Teks yang diberikan:
'''

Fadli Zon Sebut Ada 4 Cacat Serius di Perpres Gaji Pejabat BPIP yang Diteken oleh Jokowi, Apa Saja?
Menurutnya, tidak sepantasnya lembaga non-struktural seperti BPIP mendapat gaji melebihi gaji di lembaga-lembaga tinggi kenegaraan.
Penulis: Lailatun Niqmah
Editor: Lailatun Niqmah
TRIBUNWOW.COM - Wakil Ketua Dewan Perwakilan Rakyat (DPR) Fadli Zon turut angkat bicara mengenai Perpres No 42 yang diteken oleh Presiden Joko Widodo (Jokowi).
Diketahui, Perpres tersebut mengatur besaran gaji dan fasilitas yang diberikan negara kepada sejumlah pejabat di Badan Pembinaan Ideologi Pancasila (BPIP).
Perpres ini kemudian menuai kontroversi publik lantaran besaran gajinya yang dinilai fantastis.
Untuk ketua dewan pengarah dan anggota pengarah bahkan mencapai lebih dari Rp 100 juta.
Menurut Fadli Zon melalui akun Twitternya yang TribunWow.com kutip pada Senin (28/5/2018), dirinya sangat menyayangkan Perpres ini.
Menurutnya, tidak sepantasnya lembaga non-struktural seperti BPIP mendapat gaji melebihi gaji di lembaga-lembaga tinggi kenegaraan.
Ia pun menuding jika pemerintah menghambur-hamburkan uang melalui Perpres ini.
• Ferdinand Hutahaean: Pak Tjahjo Kumolo yang Terhormat, Hati-hati dengan Barang Bukti! Jujurlah
Berikut pernyataan Fadli Zon terkait gaji di BPIP.
"1) Terbitnya Peraturan Presiden (Perpres) No. 42/2018 mengenai besaran gaji yg diterima para pejabat Badan Pembinaan Ideologi Pancasila (BPIP) menimbulkan pro dan kontra.
2) Menurut sy, tdk sepantasnya sebuah lembaga non-struktural seperti BPIP diberi standar gaji mirip BUMN, yang melebihi standar gaji di lembaga-lembaga tinggi kenegaraan.
3) Perpres itu menunjukkan betapa borosnya pihak Istana dlm mengelola anggaran, sekaligus membuktikan inkonsistensi mereka terhadap agenda reformasi birokrasi yg selama ini selalu didengung-dengungkan.
4) Di tengah keprihatinan perekonomian nasional, pemerintah malah menghambur-hamburkan anggaran untuk sebuah lembaga ad hoc.
5) Dalam catatan sy, setidaknya ada empat cacat serius yg terkandung dalam Perpres tsbt. Pertama, dari sisi logika manajemen.
6) Di lembaga manapun, baik di pemerintahan maupun swasta, gaji direksi atau eksekutif itu pasti selalu lebih besar daripada gaji komisaris, meskipun komisaris adlh wakil pemegang saham.
7) Beban kerja terbesar mmg adanya di direksi atau eksekutif. Nah, struktur gaji di BPIP ini menurut sy aneh.

'''

Yang perlu dikerjakan:
A - Sebutkan semua nama orang yang muncul dalam artikel tentang Perpres gaji pejabat BPIP.
B - Cetak bagian artikel tentang Perpres gaji pejabat BPIP yang diawali kata-kata berisi "Perpres ini kemudian" dan ditutup dengan "menyayangkan Perpres ini.", tanpa mengubah apa pun.
Pakai artikel ini saja sebagai sumber.

Entri mentah:
'''

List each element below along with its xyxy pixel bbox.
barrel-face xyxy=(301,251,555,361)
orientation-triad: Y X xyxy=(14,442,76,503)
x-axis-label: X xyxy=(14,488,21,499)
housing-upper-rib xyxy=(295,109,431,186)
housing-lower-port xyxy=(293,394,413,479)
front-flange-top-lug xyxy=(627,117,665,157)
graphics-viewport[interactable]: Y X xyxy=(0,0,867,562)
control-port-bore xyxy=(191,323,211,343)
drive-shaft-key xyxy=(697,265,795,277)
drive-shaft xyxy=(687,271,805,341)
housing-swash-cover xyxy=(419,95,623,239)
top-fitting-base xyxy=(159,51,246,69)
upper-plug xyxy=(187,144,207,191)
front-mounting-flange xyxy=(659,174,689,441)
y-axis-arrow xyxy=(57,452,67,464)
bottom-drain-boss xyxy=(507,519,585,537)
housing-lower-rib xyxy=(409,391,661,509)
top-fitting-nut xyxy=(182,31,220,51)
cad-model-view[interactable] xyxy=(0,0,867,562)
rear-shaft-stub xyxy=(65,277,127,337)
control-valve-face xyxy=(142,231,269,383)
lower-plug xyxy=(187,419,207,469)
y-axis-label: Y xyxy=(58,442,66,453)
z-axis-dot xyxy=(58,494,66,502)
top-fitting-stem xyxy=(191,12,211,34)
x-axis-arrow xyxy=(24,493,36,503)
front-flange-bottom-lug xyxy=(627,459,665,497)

'''

Jawaban:
A - Fadli Zon, Joko Widodo (Jokowi), Lailatun Niqmah, Ferdinand Hutahaean, Tjahjo Kumolo

B -
Perpres ini kemudian menuai kontroversi publik lantaran besaran gajinya yang dinilai fantastis.
Untuk ketua dewan pengarah dan anggota pengarah bahkan mencapai lebih dari Rp 100 juta.
Menurut Fadli Zon melalui akun Twitternya yang TribunWow.com kutip pada Senin (28/5/2018), dirinya sangat menyayangkan Perpres ini.